== Input ==

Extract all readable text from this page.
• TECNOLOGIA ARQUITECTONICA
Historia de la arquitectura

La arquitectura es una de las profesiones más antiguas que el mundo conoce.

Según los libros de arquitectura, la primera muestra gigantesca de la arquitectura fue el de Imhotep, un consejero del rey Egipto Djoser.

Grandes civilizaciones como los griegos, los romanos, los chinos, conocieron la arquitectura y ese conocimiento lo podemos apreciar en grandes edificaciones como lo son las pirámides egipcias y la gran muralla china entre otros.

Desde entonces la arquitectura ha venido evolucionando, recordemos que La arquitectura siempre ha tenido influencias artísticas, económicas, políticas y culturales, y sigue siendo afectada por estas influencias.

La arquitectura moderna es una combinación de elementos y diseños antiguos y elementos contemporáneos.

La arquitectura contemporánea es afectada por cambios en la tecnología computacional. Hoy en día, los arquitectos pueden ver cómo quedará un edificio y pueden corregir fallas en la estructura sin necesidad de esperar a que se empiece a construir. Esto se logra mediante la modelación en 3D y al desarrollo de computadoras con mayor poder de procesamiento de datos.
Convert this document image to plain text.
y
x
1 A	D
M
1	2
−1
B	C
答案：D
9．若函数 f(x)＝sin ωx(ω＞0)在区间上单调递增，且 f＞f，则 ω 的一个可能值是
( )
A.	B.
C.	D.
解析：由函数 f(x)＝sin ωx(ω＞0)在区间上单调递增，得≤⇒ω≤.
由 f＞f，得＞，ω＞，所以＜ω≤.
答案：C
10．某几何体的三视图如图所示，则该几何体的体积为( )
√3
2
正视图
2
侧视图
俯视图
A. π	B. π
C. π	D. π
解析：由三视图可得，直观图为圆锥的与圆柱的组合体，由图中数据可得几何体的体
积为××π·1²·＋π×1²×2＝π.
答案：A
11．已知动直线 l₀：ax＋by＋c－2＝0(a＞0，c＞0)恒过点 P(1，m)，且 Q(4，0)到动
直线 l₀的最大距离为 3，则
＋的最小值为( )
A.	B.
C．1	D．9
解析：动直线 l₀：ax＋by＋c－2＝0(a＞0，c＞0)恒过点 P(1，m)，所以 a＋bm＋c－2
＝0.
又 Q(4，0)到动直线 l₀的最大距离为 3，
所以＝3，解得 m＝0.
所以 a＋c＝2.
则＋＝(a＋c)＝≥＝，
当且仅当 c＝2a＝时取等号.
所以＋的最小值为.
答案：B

===

§ **Task details**
Copy every line of the data that holds the string "this".

§ **Response**
Extract all readable text from this page.
Convert this document image to plain text.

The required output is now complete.